Gather all lines in the data that hold the string "close".

Stored data

"""

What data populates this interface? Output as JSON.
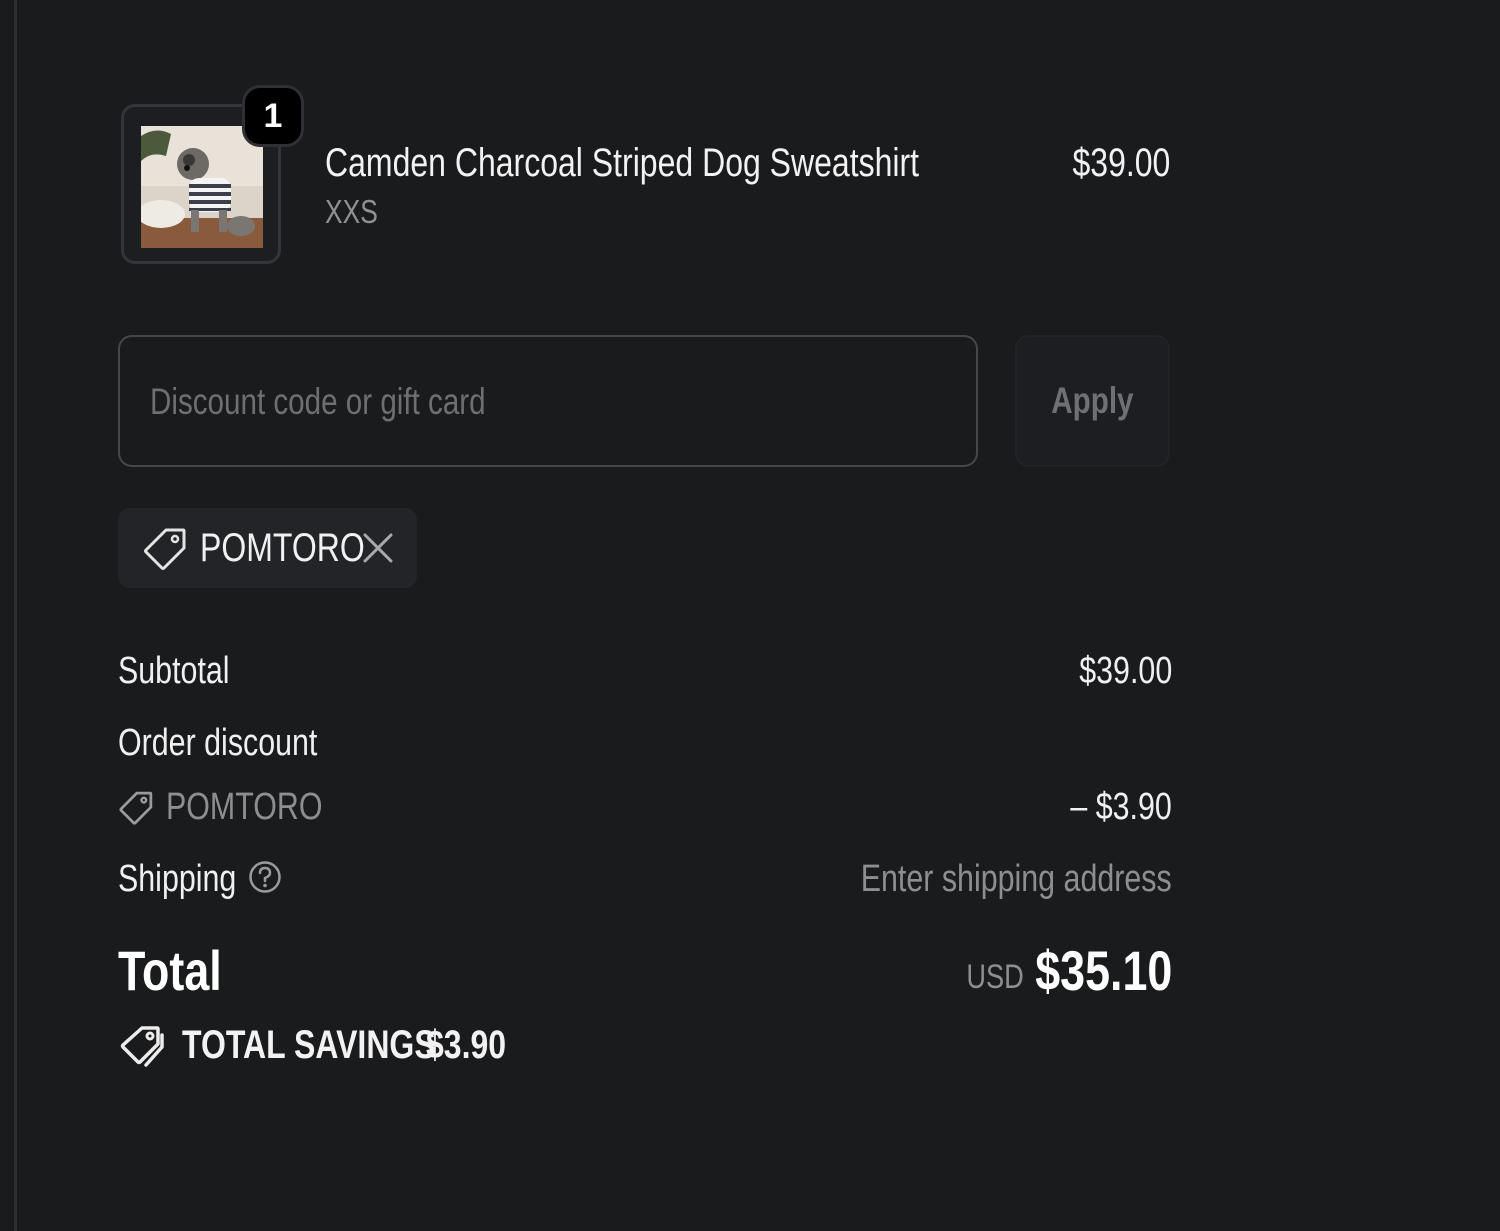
{
  "cart": {
    "item": {
      "quantity": "1",
      "name": "Camden Charcoal Striped Dog Sweatshirt",
      "variant": "XXS",
      "price": "$39.00",
      "image_icon": "dog-sweatshirt-photo"
    },
    "discount": {
      "placeholder": "Discount code or gift card",
      "apply_label": "Apply",
      "applied_code": "POMTORO",
      "remove_icon": "close-icon"
    },
    "summary": {
      "subtotal_label": "Subtotal",
      "subtotal_value": "$39.00",
      "order_discount_label": "Order discount",
      "order_discount_code": "POMTORO",
      "order_discount_value": "– $3.90",
      "shipping_label": "Shipping",
      "shipping_value": "Enter shipping address",
      "total_label": "Total",
      "total_currency": "USD",
      "total_value": "$35.10",
      "savings_label": "TOTAL SAVINGS",
      "savings_value": "$3.90"
    }
  },
  "colors": {
    "background": "#1a1b1d",
    "text": "#ececec",
    "muted_text": "#8d8e92",
    "border": "#45474c",
    "chip_background": "#232428"
  }
}
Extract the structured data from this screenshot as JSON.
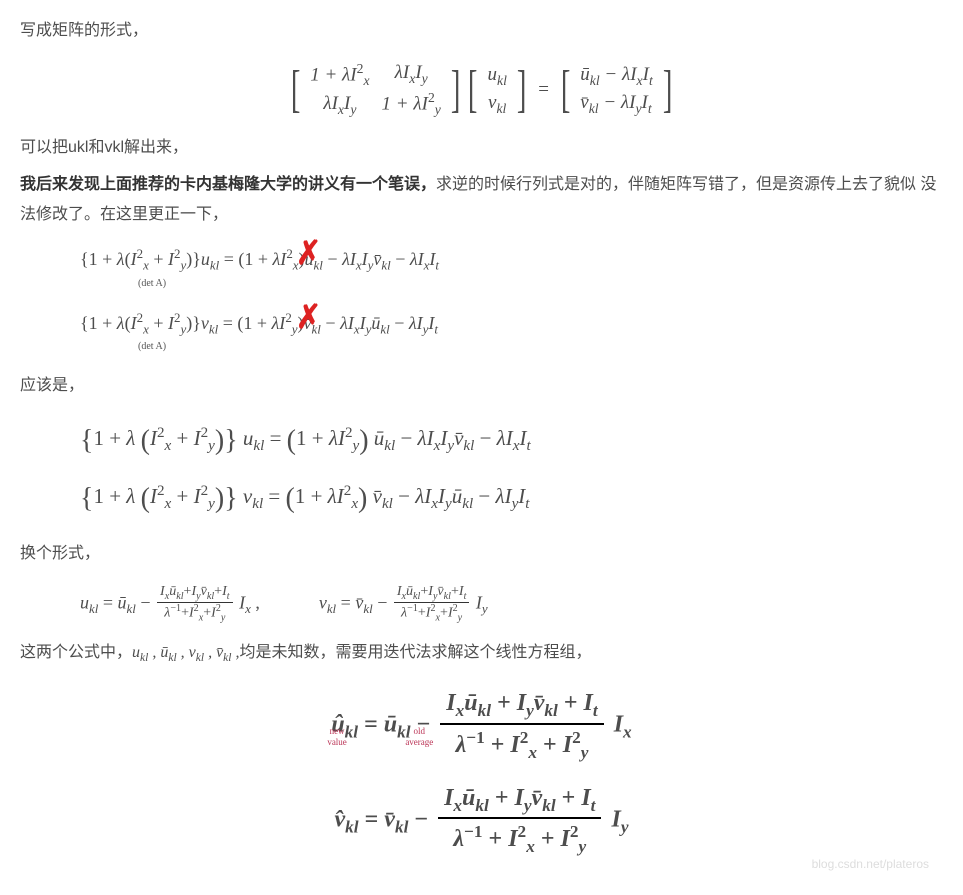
{
  "para1": "写成矩阵的形式，",
  "matrix": {
    "m11": "1 + λI",
    "m11_sub": "x",
    "m11_sup": "2",
    "m12": "λI",
    "m12_sub1": "x",
    "m12_I2": "I",
    "m12_sub2": "y",
    "m21": "λI",
    "m21_sub1": "x",
    "m21_I2": "I",
    "m21_sub2": "y",
    "m22": "1 + λI",
    "m22_sub": "y",
    "m22_sup": "2",
    "v1": "u",
    "v1_sub": "kl",
    "v2": "v",
    "v2_sub": "kl",
    "eq": "=",
    "r1_a": "ū",
    "r1_a_sub": "kl",
    "r1_b": " − λI",
    "r1_b_sub": "x",
    "r1_c": "I",
    "r1_c_sub": "t",
    "r2_a": "v̄",
    "r2_a_sub": "kl",
    "r2_b": " − λI",
    "r2_b_sub": "y",
    "r2_c": "I",
    "r2_c_sub": "t"
  },
  "para2": "可以把ukl和vkl解出来，",
  "para3_bold": "我后来发现上面推荐的卡内基梅隆大学的讲义有一个笔误，",
  "para3_rest": "求逆的时候行列式是对的，伴随矩阵写错了，但是资源传上去了貌似 没法修改了。在这里更正一下，",
  "deriv": {
    "line1": "{1 + λ(Iₓ² + Iᵧ²)}u_kl = (1 + λI_x²)ū_kl − λIₓIᵧv̄_kl − λIₓI_t",
    "det1": "(det A)",
    "line2": "{1 + λ(Iₓ² + Iᵧ²)}v_kl = (1 + λI_y²)v̄_kl − λIₓIᵧū_kl − λIᵧI_t",
    "det2": "(det A)"
  },
  "para4": "应该是，",
  "corr": {
    "line1_left": "{1 + λ (Iₓ² + Iᵧ²)} u_kl = (1 + λIᵧ²) ū_kl − λIₓIᵧv̄_kl − λIₓI_t",
    "line2_left": "{1 + λ (Iₓ² + Iᵧ²)} v_kl = (1 + λIₓ²) v̄_kl − λIₓIᵧū_kl − λIᵧI_t"
  },
  "para5": "换个形式，",
  "compact": {
    "u_lhs": "u_kl = ū_kl − ",
    "u_num": "Iₓū_kl + Iᵧv̄_kl + I_t",
    "u_den": "λ⁻¹ + Iₓ² + Iᵧ²",
    "u_tail": "Iₓ ,",
    "v_lhs": "v_kl = v̄_kl − ",
    "v_num": "Iₓū_kl + Iᵧv̄_kl + I_t",
    "v_den": "λ⁻¹ + Iₓ² + Iᵧ²",
    "v_tail": "Iᵧ"
  },
  "para6_a": "这两个公式中，",
  "para6_math": "u_kl , ū_kl , v_kl , v̄_kl ,",
  "para6_b": "均是未知数，需要用迭代法求解这个线性方程组，",
  "final": {
    "u_lhs": "û_kl = ū_kl − ",
    "u_num": "Iₓū_kl + Iᵧv̄_kl + I_t",
    "u_den": "λ⁻¹ + Iₓ² + Iᵧ²",
    "u_tail": " Iₓ",
    "new_label": "new\nvalue",
    "old_label": "old\naverage",
    "v_lhs": "v̂_kl = v̄_kl − ",
    "v_num": "Iₓū_kl + Iᵧv̄_kl + I_t",
    "v_den": "λ⁻¹ + Iₓ² + Iᵧ²",
    "v_tail": " Iᵧ"
  },
  "watermark": "blog.csdn.net/plateros"
}
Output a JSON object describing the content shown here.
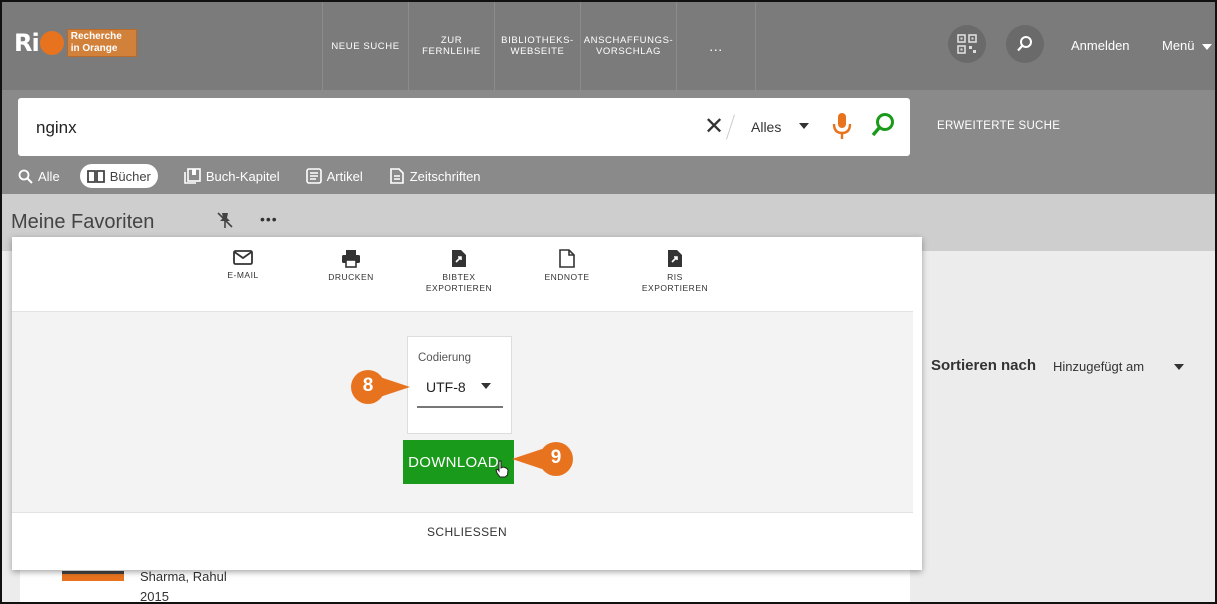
{
  "brand": {
    "logo_text": "Ri",
    "tagline_line1": "Recherche",
    "tagline_line2": "in Orange"
  },
  "nav": [
    {
      "label": "NEUE SUCHE"
    },
    {
      "label": "ZUR\nFERNLEIHE"
    },
    {
      "label": "BIBLIOTHEKS-\nWEBSEITE"
    },
    {
      "label": "ANSCHAFFUNGS-\nVORSCHLAG"
    },
    {
      "label": "..."
    }
  ],
  "header_right": {
    "login": "Anmelden",
    "menu": "Menü"
  },
  "search": {
    "value": "nginx",
    "scope": "Alles",
    "advanced": "ERWEITERTE SUCHE"
  },
  "tabs": [
    {
      "label": "Alle"
    },
    {
      "label": "Bücher"
    },
    {
      "label": "Buch-Kapitel"
    },
    {
      "label": "Artikel"
    },
    {
      "label": "Zeitschriften"
    }
  ],
  "favorites": {
    "title": "Meine Favoriten",
    "more": "•••"
  },
  "actions": {
    "email": "E-MAIL",
    "print": "DRUCKEN",
    "bibtex_line1": "BIBTEX",
    "bibtex_line2": "EXPORTIEREN",
    "endnote": "ENDNOTE",
    "ris_line1": "RIS",
    "ris_line2": "EXPORTIEREN"
  },
  "export": {
    "encoding_label": "Codierung",
    "encoding_value": "UTF-8",
    "download": "DOWNLOAD",
    "close": "SCHLIESSEN"
  },
  "sort": {
    "label": "Sortieren nach",
    "value": "Hinzugefügt am"
  },
  "callouts": {
    "first": "8",
    "second": "9"
  },
  "list": {
    "author": "Sharma, Rahul",
    "year": "2015"
  },
  "colors": {
    "accent": "#e8731f",
    "download": "#1a9a1a",
    "topbar": "#7b7b7b"
  }
}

"""

# RESULT BELOW:
      "remove_icon": "close-icon"
    "close": "SCHLIESSEN"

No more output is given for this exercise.